■ **WHAT TO PRODUCE**
Every line with the string "lower" should be gathered.

■ **EXCERPTED RECORDS**

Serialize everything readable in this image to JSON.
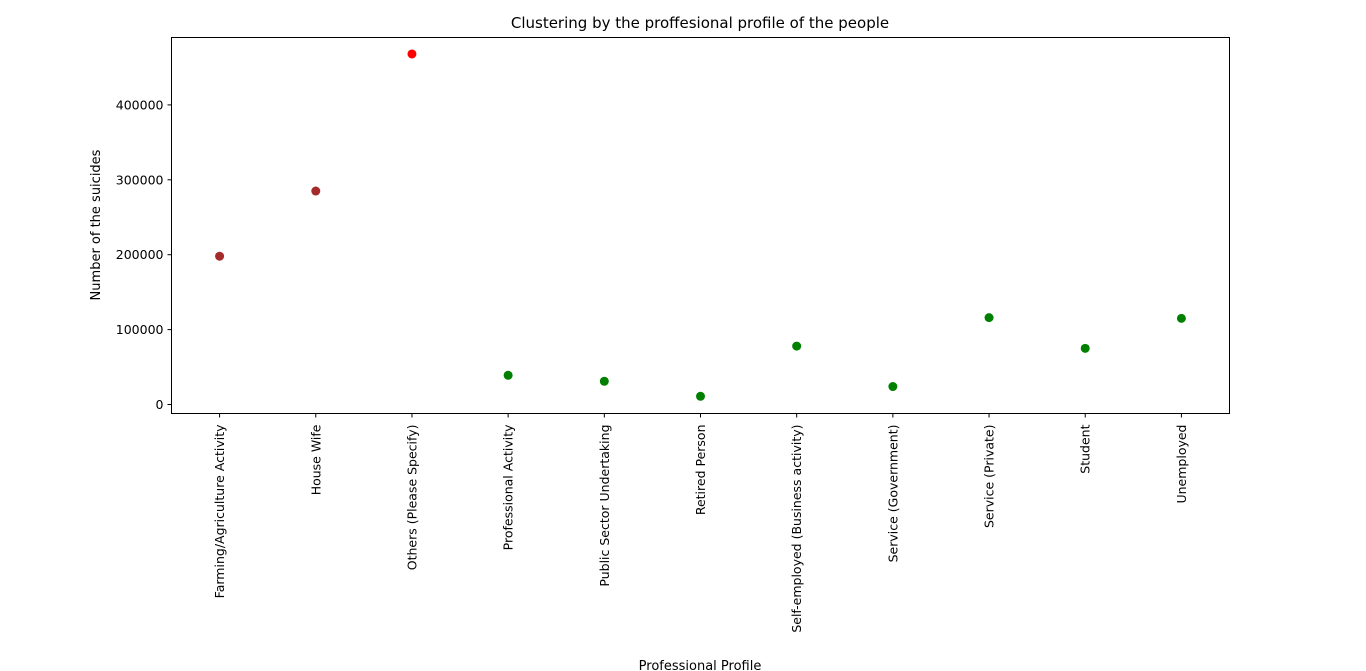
{
  "chart_data": {
    "type": "scatter",
    "title": "Clustering by the proffesional profile of the people",
    "xlabel": "Professional Profile",
    "ylabel": "Number of the suicides",
    "categories": [
      "Farming/Agriculture Activity",
      "House Wife",
      "Others (Please Specify)",
      "Professional Activity",
      "Public Sector Undertaking",
      "Retired Person",
      "Self-employed (Business activity)",
      "Service (Government)",
      "Service (Private)",
      "Student",
      "Unemployed"
    ],
    "values": [
      198000,
      285000,
      468000,
      39000,
      31000,
      11000,
      78000,
      24000,
      116000,
      75000,
      115000
    ],
    "point_colors": [
      "#a52a2a",
      "#a52a2a",
      "#ff0000",
      "#008000",
      "#008000",
      "#008000",
      "#008000",
      "#008000",
      "#008000",
      "#008000",
      "#008000"
    ],
    "ylim": [
      -12000,
      490000
    ],
    "yticks": [
      0,
      100000,
      200000,
      300000,
      400000
    ],
    "ytick_labels": [
      "0",
      "100000",
      "200000",
      "300000",
      "400000"
    ],
    "grid": false
  }
}
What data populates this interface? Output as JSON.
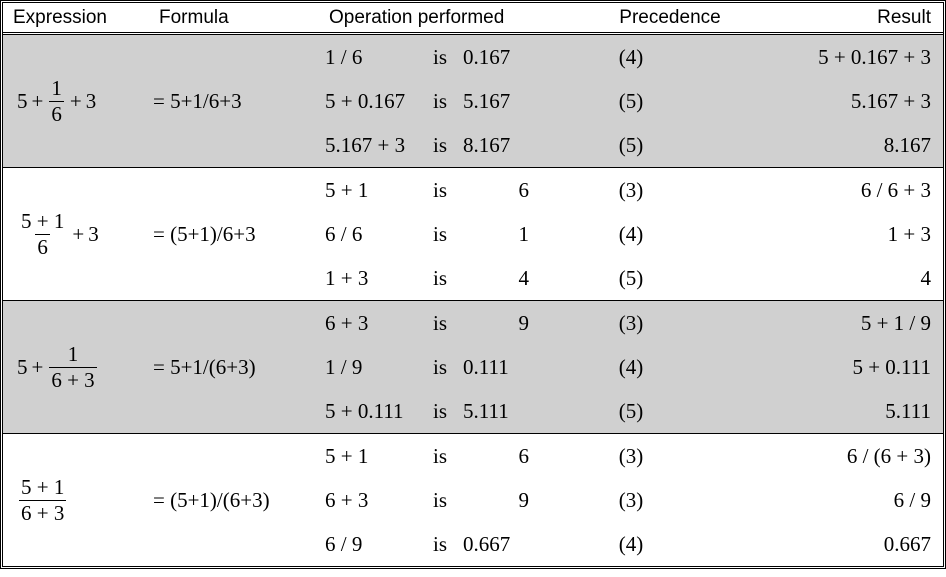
{
  "headers": {
    "expression": "Expression",
    "formula": "Formula",
    "operation": "Operation performed",
    "precedence": "Precedence",
    "result": "Result"
  },
  "groups": [
    {
      "shaded": true,
      "expr": {
        "pre": "5",
        "num": "1",
        "den": "6",
        "post": "3"
      },
      "exprType": "a_plus_frac_plus_b",
      "formula": "= 5+1/6+3",
      "rows": [
        {
          "opL": "1 / 6",
          "is": "is",
          "opR": "0.167",
          "opRWide": true,
          "prec": "(4)",
          "res": "5 + 0.167 + 3"
        },
        {
          "opL": "5 + 0.167",
          "is": "is",
          "opR": "5.167",
          "opRWide": true,
          "prec": "(5)",
          "res": "5.167 + 3"
        },
        {
          "opL": "5.167 + 3",
          "is": "is",
          "opR": "8.167",
          "opRWide": true,
          "prec": "(5)",
          "res": "8.167"
        }
      ]
    },
    {
      "shaded": false,
      "expr": {
        "num": "5 + 1",
        "den": "6",
        "post": "3"
      },
      "exprType": "frac_plus_b",
      "formula": "= (5+1)/6+3",
      "rows": [
        {
          "opL": "5 + 1",
          "is": "is",
          "opR": "6",
          "prec": "(3)",
          "res": "6 / 6 + 3"
        },
        {
          "opL": "6 / 6",
          "is": "is",
          "opR": "1",
          "prec": "(4)",
          "res": "1 + 3"
        },
        {
          "opL": "1 + 3",
          "is": "is",
          "opR": "4",
          "prec": "(5)",
          "res": "4"
        }
      ]
    },
    {
      "shaded": true,
      "expr": {
        "pre": "5",
        "num": "1",
        "den": "6 + 3"
      },
      "exprType": "a_plus_frac",
      "formula": "= 5+1/(6+3)",
      "rows": [
        {
          "opL": "6 + 3",
          "is": "is",
          "opR": "9",
          "prec": "(3)",
          "res": "5 + 1 / 9"
        },
        {
          "opL": "1 / 9",
          "is": "is",
          "opR": "0.111",
          "opRWide": true,
          "prec": "(4)",
          "res": "5 + 0.111"
        },
        {
          "opL": "5 + 0.111",
          "is": "is",
          "opR": "5.111",
          "opRWide": true,
          "prec": "(5)",
          "res": "5.111"
        }
      ]
    },
    {
      "shaded": false,
      "expr": {
        "num": "5 + 1",
        "den": "6 + 3"
      },
      "exprType": "frac_only",
      "formula": "= (5+1)/(6+3)",
      "rows": [
        {
          "opL": "5 + 1",
          "is": "is",
          "opR": "6",
          "prec": "(3)",
          "res": "6 / (6 + 3)"
        },
        {
          "opL": "6 + 3",
          "is": "is",
          "opR": "9",
          "prec": "(3)",
          "res": "6 / 9"
        },
        {
          "opL": "6 / 9",
          "is": "is",
          "opR": "0.667",
          "opRWide": true,
          "prec": "(4)",
          "res": "0.667"
        }
      ]
    }
  ]
}
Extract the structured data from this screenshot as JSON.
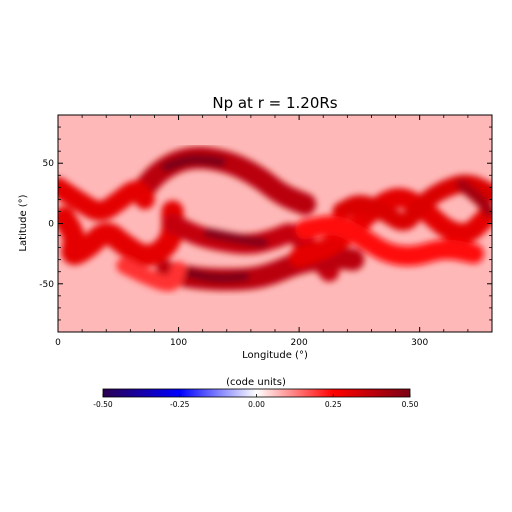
{
  "chart_data": {
    "type": "heatmap",
    "title": "Np at r = 1.20Rs",
    "xlabel": "Longitude (°)",
    "ylabel": "Latitude (°)",
    "xlim": [
      0,
      360
    ],
    "ylim": [
      -90,
      90
    ],
    "x_ticks": [
      0,
      100,
      200,
      300
    ],
    "x_tick_labels": [
      "0",
      "100",
      "200",
      "300"
    ],
    "y_ticks": [
      -50,
      0,
      50
    ],
    "y_tick_labels": [
      "-50",
      "0",
      "50"
    ],
    "colorbar": {
      "label": "(code units)",
      "range": [
        -0.5,
        0.5
      ],
      "ticks": [
        -0.5,
        -0.25,
        0,
        0.25,
        0.5
      ],
      "tick_labels": [
        "-0.50",
        "-0.25",
        "0.00",
        "0.25",
        "0.50"
      ],
      "colors": [
        "#2b0050",
        "#0000ff",
        "#ffffff",
        "#ff0000",
        "#7a0014"
      ]
    },
    "background_value": 0.07,
    "features": [
      {
        "name": "upper-band",
        "points": [
          [
            68,
            25
          ],
          [
            85,
            45
          ],
          [
            110,
            56
          ],
          [
            140,
            52
          ],
          [
            165,
            40
          ],
          [
            185,
            24
          ],
          [
            205,
            16
          ]
        ],
        "value": 0.38,
        "width": 22
      },
      {
        "name": "upper-band-core",
        "points": [
          [
            90,
            47
          ],
          [
            110,
            54
          ],
          [
            135,
            51
          ]
        ],
        "value": 0.5,
        "width": 10
      },
      {
        "name": "left-arc",
        "points": [
          [
            0,
            30
          ],
          [
            18,
            18
          ],
          [
            35,
            8
          ],
          [
            50,
            18
          ],
          [
            65,
            30
          ],
          [
            72,
            20
          ]
        ],
        "value": 0.3,
        "width": 20
      },
      {
        "name": "left-lobe",
        "points": [
          [
            5,
            5
          ],
          [
            15,
            -12
          ],
          [
            10,
            -28
          ],
          [
            25,
            -20
          ],
          [
            40,
            -5
          ],
          [
            55,
            -18
          ],
          [
            75,
            -30
          ],
          [
            95,
            -15
          ],
          [
            95,
            10
          ]
        ],
        "value": 0.3,
        "width": 22
      },
      {
        "name": "middle-s",
        "points": [
          [
            95,
            0
          ],
          [
            115,
            -10
          ],
          [
            135,
            -15
          ],
          [
            160,
            -18
          ],
          [
            182,
            -12
          ],
          [
            195,
            -6
          ],
          [
            210,
            -22
          ],
          [
            225,
            -40
          ]
        ],
        "value": 0.36,
        "width": 20
      },
      {
        "name": "middle-core",
        "points": [
          [
            125,
            -8
          ],
          [
            150,
            -13
          ],
          [
            170,
            -16
          ]
        ],
        "value": 0.48,
        "width": 10
      },
      {
        "name": "lower-band",
        "points": [
          [
            90,
            -40
          ],
          [
            110,
            -45
          ],
          [
            140,
            -47
          ],
          [
            170,
            -45
          ],
          [
            200,
            -32
          ],
          [
            228,
            -28
          ],
          [
            245,
            -30
          ]
        ],
        "value": 0.38,
        "width": 22
      },
      {
        "name": "lower-band-core",
        "points": [
          [
            105,
            -40
          ],
          [
            130,
            -46
          ],
          [
            155,
            -44
          ]
        ],
        "value": 0.5,
        "width": 9
      },
      {
        "name": "right-wave",
        "points": [
          [
            200,
            -28
          ],
          [
            225,
            -20
          ],
          [
            245,
            -5
          ],
          [
            262,
            12
          ],
          [
            278,
            22
          ],
          [
            292,
            20
          ],
          [
            308,
            8
          ],
          [
            322,
            -5
          ],
          [
            340,
            -10
          ],
          [
            355,
            5
          ]
        ],
        "value": 0.3,
        "width": 20
      },
      {
        "name": "right-loop",
        "points": [
          [
            235,
            10
          ],
          [
            250,
            18
          ],
          [
            270,
            10
          ],
          [
            288,
            -2
          ],
          [
            300,
            15
          ],
          [
            318,
            28
          ],
          [
            340,
            35
          ],
          [
            360,
            25
          ]
        ],
        "value": 0.32,
        "width": 18
      },
      {
        "name": "right-edge",
        "points": [
          [
            335,
            32
          ],
          [
            350,
            20
          ],
          [
            358,
            10
          ]
        ],
        "value": 0.42,
        "width": 12
      },
      {
        "name": "lower-left-lobe",
        "points": [
          [
            55,
            -35
          ],
          [
            75,
            -45
          ],
          [
            95,
            -52
          ],
          [
            100,
            -38
          ]
        ],
        "value": 0.2,
        "width": 16
      },
      {
        "name": "equator-band",
        "points": [
          [
            205,
            -5
          ],
          [
            230,
            0
          ],
          [
            250,
            -10
          ],
          [
            272,
            -25
          ],
          [
            295,
            -28
          ],
          [
            320,
            -20
          ],
          [
            345,
            -25
          ]
        ],
        "value": 0.24,
        "width": 20
      }
    ]
  }
}
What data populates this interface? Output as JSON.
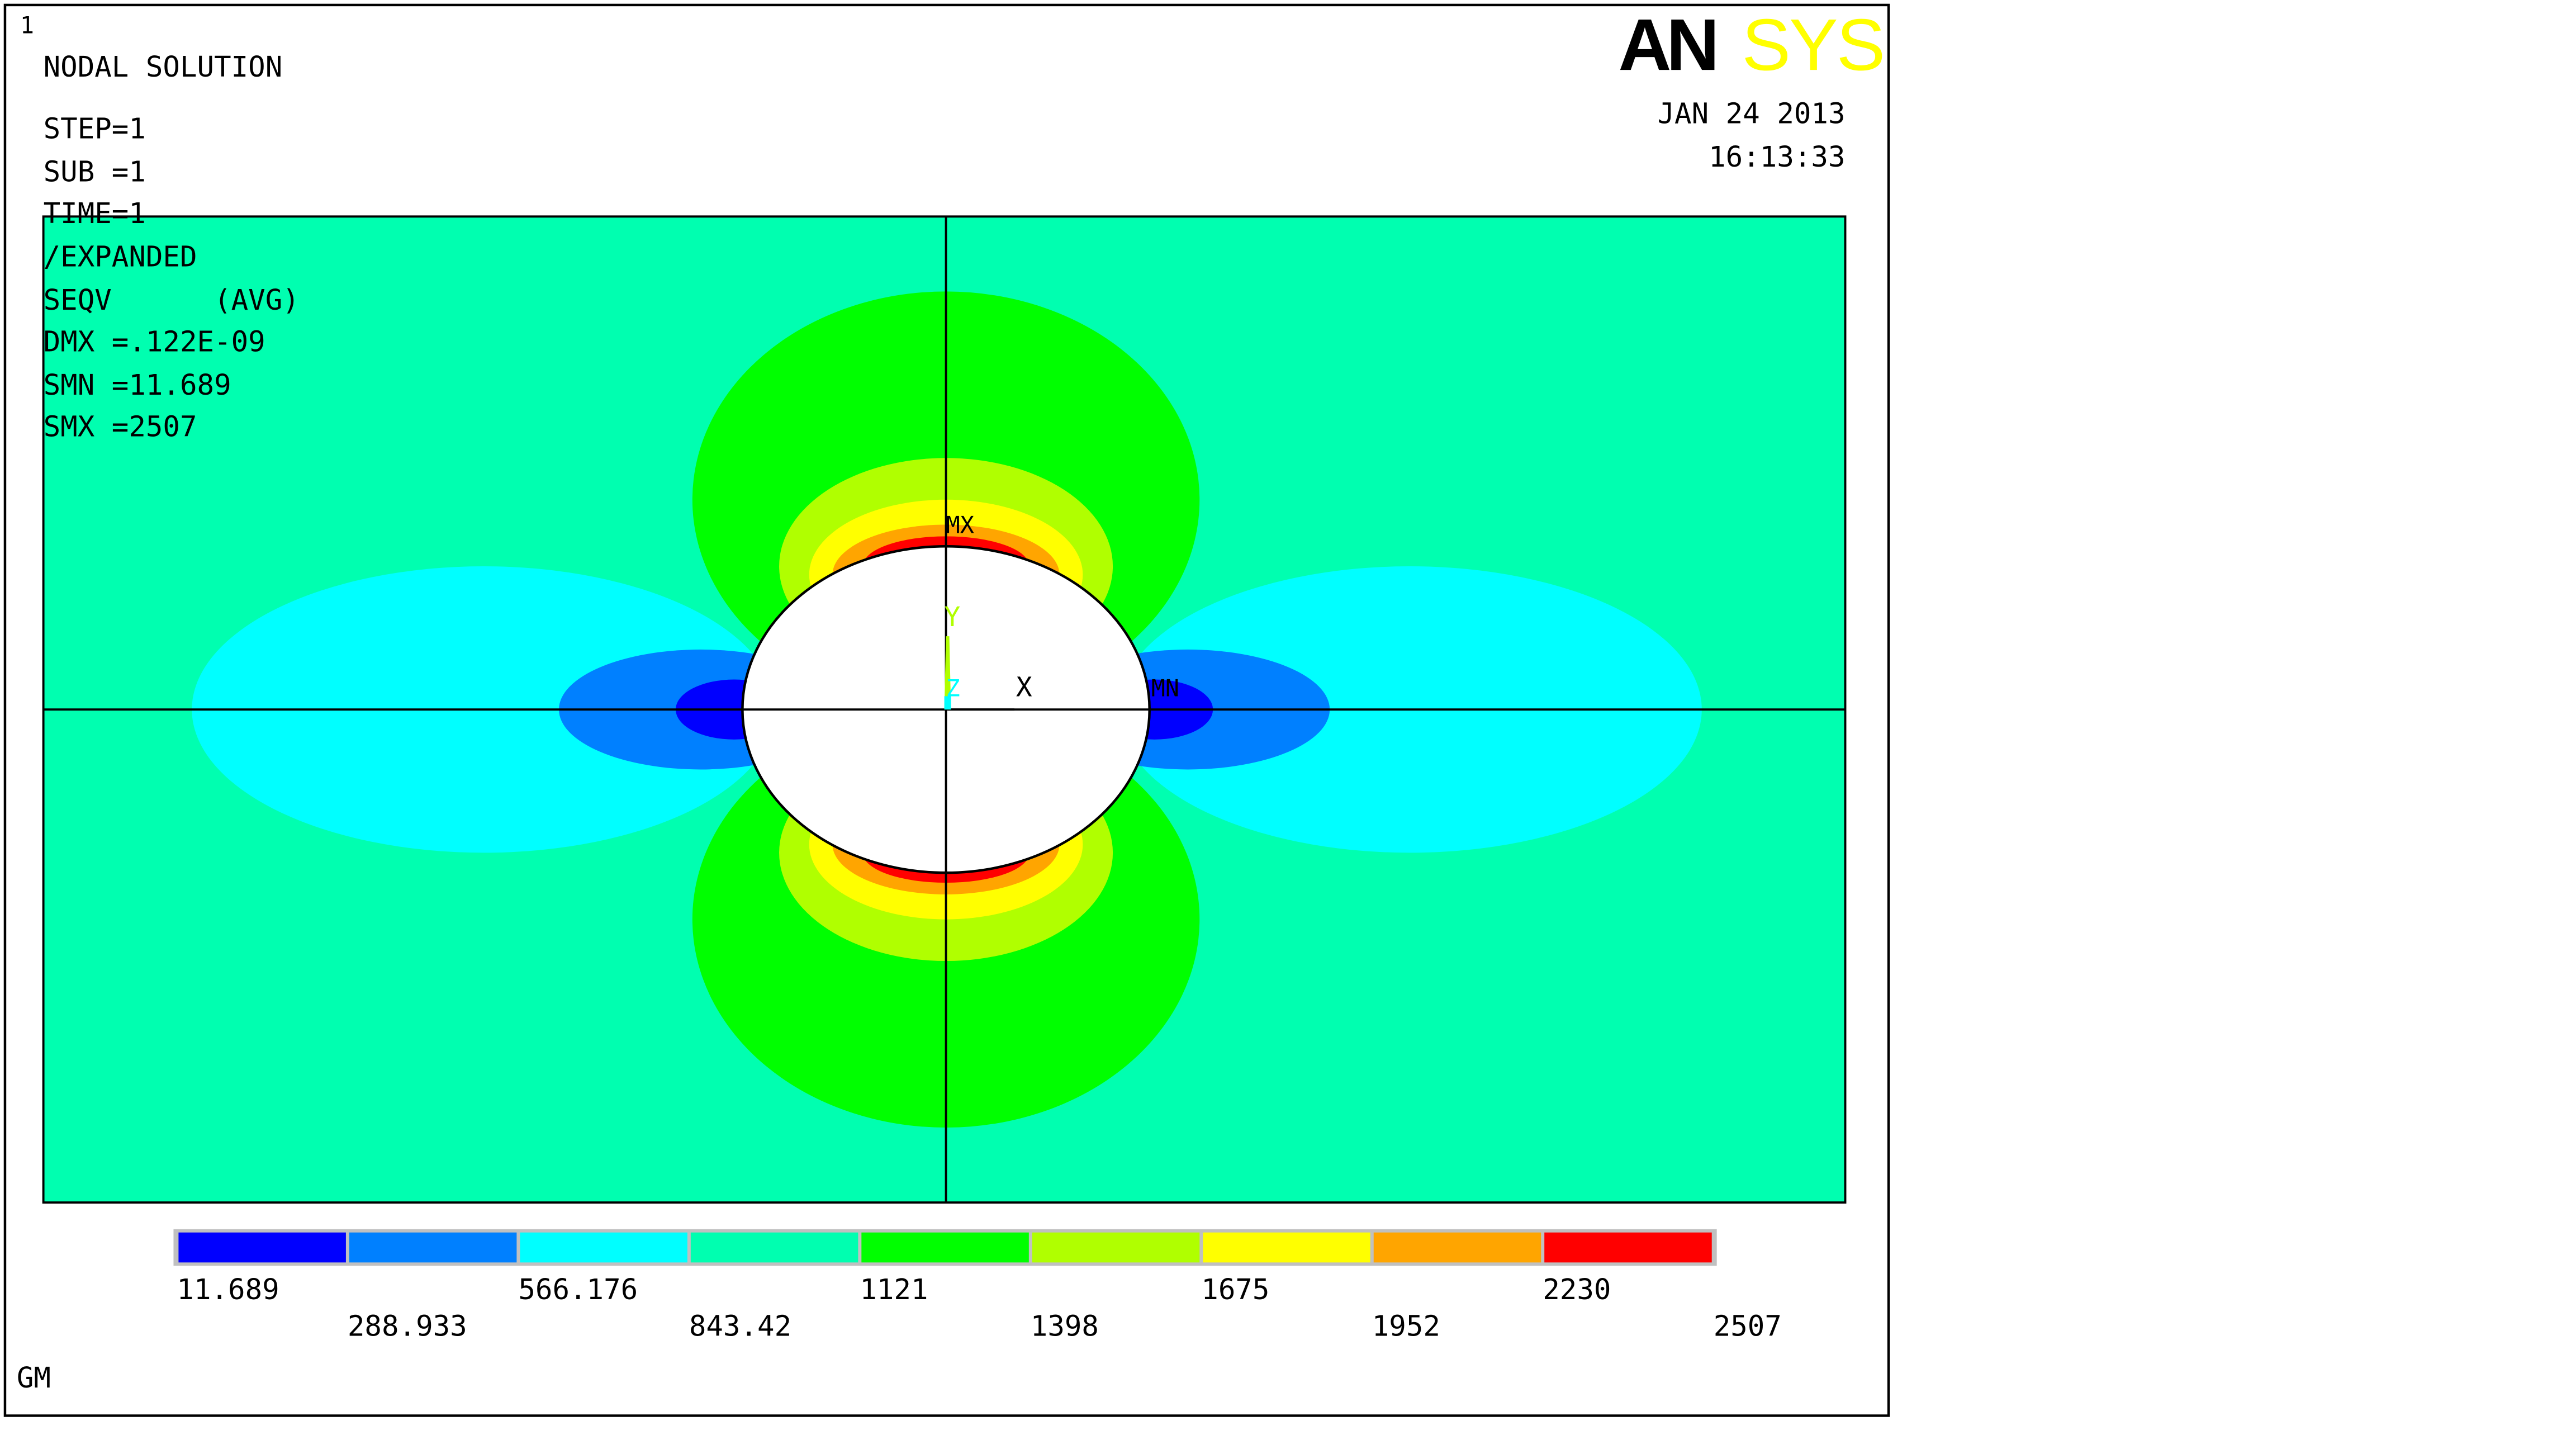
{
  "window_number": "1",
  "logo": {
    "part1": "AN",
    "part2": "SYS"
  },
  "info": {
    "title": "NODAL SOLUTION",
    "step": "STEP=1",
    "sub": "SUB =1",
    "time": "TIME=1",
    "expanded": "/EXPANDED",
    "item": "SEQV      (AVG)",
    "dmx": "DMX =.122E-09",
    "smn": "SMN =11.689",
    "smx": "SMX =2507"
  },
  "date": "JAN 24 2013",
  "time_of_day": "16:13:33",
  "markers": {
    "max": "MX",
    "min": "MN"
  },
  "triad": {
    "x": "X",
    "y": "Y",
    "z": "Z"
  },
  "legend": {
    "colors": [
      "#0000ff",
      "#0080ff",
      "#00ffff",
      "#00ffb0",
      "#00ff00",
      "#b0ff00",
      "#ffff00",
      "#ffa500",
      "#ff0000"
    ],
    "labels_top": [
      "11.689",
      "566.176",
      "1121",
      "1675",
      "2230"
    ],
    "labels_bottom": [
      "288.933",
      "843.42",
      "1398",
      "1952",
      "2507"
    ]
  },
  "footer_label": "GM",
  "colors": {
    "background_field": "#00ffb0",
    "hole": "#ffffff",
    "logo_black": "#000000",
    "logo_yellow": "#ffff00",
    "window_number": "#00ffff"
  }
}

■ **CORRECT RESPONSE**
        "name": "lower-band",
        "name": "lower-band-core",
        "name": "lower-left-lobe",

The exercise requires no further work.